++++ MATERIALS PROVIDED
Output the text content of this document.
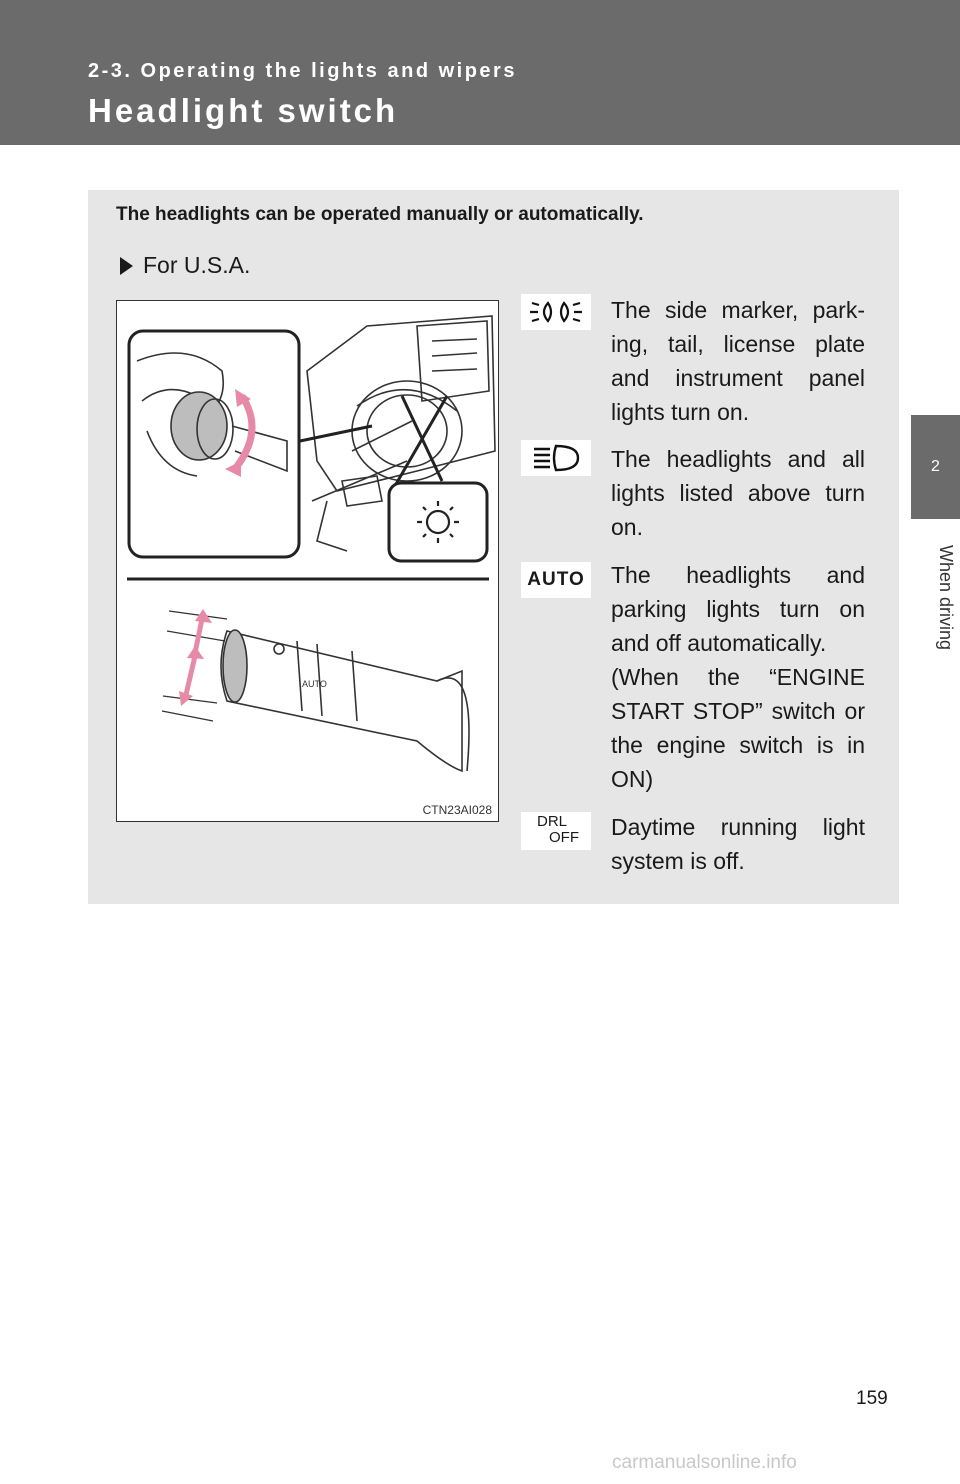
2-3. Operating the lights and wipers
Headlight switch
2
When driving
The headlights can be operated manually or automatically.
For U.S.A.
AUTO
CTN23AI028
The side marker, park-ing, tail, license plate and instrument panel lights turn on.
The headlights and all lights listed above turn on.
AUTO The headlights and parking lights turn on and off automatically.
(When the “ENGINE START STOP” switch or the engine switch is in ON)
DRL
OFF	Daytime running light system is off.
159
carmanualsonline.info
++++++++
Repeat the material verbatim. Do not carry over any picture.

Output the text content of this document.
2-3. Operating the lights and wipers
Headlight switch
2
When driving
The headlights can be operated manually or automatically.
For U.S.A.
AUTO
CTN23AI028
The side marker, park-ing, tail, license plate and instrument panel lights turn on.
The headlights and all lights listed above turn on.
AUTO The headlights and parking lights turn on and off automatically.
(When the “ENGINE START STOP” switch or the engine switch is in ON)
DRL
OFF	Daytime running light system is off.
159
carmanualsonline.info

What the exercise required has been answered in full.